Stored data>

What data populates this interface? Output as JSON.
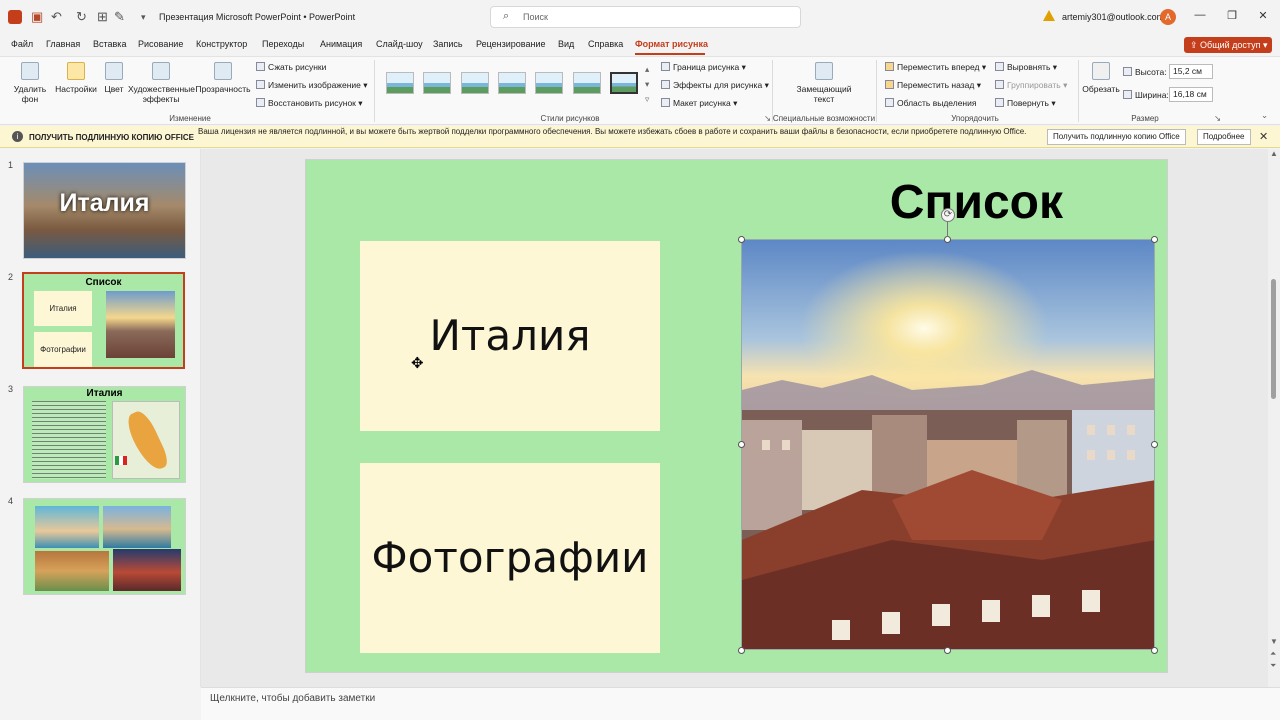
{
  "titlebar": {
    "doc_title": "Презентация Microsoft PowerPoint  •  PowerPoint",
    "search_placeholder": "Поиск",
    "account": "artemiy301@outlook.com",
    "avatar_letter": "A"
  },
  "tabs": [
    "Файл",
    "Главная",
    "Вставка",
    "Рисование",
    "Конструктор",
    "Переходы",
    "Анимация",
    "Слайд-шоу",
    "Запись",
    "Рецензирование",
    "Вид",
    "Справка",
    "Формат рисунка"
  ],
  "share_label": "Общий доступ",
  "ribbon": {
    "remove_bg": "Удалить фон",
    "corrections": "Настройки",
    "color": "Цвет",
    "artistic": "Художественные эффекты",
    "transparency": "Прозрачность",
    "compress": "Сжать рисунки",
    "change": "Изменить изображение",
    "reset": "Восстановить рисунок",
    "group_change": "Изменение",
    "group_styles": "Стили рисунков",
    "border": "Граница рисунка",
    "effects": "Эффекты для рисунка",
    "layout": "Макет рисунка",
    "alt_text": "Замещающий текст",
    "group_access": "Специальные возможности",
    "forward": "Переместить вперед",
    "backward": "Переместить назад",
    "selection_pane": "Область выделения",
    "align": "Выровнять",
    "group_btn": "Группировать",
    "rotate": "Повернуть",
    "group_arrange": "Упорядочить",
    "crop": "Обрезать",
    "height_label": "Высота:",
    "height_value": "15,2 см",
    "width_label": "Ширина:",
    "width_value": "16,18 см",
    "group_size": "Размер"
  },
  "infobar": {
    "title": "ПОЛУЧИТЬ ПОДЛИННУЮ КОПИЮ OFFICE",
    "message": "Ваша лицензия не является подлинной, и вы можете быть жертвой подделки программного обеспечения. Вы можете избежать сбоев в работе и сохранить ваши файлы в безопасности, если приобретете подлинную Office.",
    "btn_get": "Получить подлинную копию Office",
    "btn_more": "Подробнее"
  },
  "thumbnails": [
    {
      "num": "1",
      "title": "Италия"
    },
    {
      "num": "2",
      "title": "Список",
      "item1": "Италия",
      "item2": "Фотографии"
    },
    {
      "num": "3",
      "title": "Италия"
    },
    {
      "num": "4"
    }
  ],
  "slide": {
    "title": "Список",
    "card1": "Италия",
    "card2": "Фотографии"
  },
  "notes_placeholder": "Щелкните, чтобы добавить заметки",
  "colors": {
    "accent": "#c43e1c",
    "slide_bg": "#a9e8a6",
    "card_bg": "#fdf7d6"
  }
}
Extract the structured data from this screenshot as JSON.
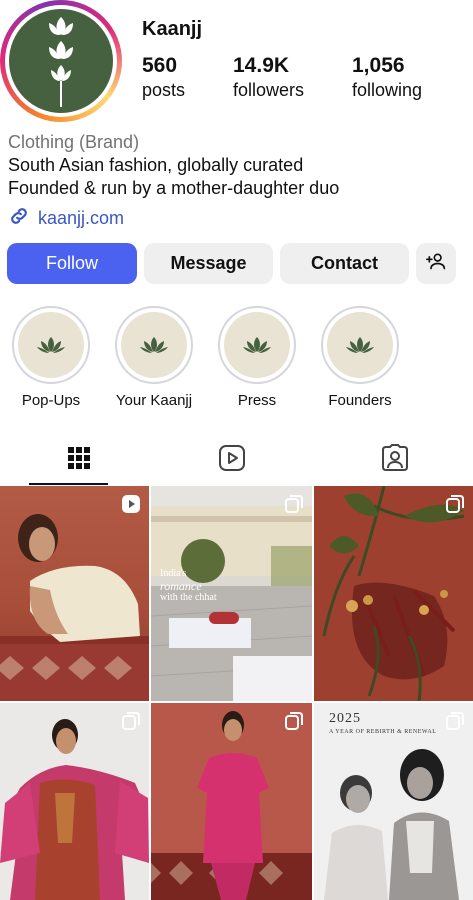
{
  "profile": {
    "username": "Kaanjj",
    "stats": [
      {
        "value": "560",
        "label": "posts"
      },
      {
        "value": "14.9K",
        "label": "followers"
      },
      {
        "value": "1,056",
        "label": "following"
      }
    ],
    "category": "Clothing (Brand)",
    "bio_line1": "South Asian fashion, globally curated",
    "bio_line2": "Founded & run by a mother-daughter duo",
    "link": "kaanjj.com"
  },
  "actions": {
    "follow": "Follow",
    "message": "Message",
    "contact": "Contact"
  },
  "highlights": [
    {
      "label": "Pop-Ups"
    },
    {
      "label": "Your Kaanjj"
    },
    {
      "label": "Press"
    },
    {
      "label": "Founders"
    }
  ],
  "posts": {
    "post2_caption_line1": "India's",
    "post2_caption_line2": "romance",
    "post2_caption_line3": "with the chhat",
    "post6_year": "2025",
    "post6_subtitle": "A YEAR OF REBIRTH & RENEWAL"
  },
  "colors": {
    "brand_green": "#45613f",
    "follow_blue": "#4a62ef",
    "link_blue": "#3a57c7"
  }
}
==
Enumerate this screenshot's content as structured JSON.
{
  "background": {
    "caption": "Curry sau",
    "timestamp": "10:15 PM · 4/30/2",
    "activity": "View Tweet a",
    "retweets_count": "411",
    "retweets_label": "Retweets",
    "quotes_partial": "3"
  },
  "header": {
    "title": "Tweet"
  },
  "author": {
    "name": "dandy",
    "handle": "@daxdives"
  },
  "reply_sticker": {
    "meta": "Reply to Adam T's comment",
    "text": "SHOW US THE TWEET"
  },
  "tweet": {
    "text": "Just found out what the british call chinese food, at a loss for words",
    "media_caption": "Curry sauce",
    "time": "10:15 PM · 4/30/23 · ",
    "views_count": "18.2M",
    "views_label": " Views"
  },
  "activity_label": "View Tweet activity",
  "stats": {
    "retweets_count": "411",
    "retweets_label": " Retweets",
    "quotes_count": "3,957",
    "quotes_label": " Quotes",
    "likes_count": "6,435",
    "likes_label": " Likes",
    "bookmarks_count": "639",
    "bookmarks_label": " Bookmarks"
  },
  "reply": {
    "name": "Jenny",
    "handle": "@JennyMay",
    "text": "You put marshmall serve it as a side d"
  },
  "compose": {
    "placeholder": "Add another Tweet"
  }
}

Exercise> Copy and report every line where the word "рисунка" is present.

In response>
    "Формат рисунка"
    "border": "Граница рисунка",
    "effects": "Эффекты для рисунка",
    "layout": "Макет рисунка",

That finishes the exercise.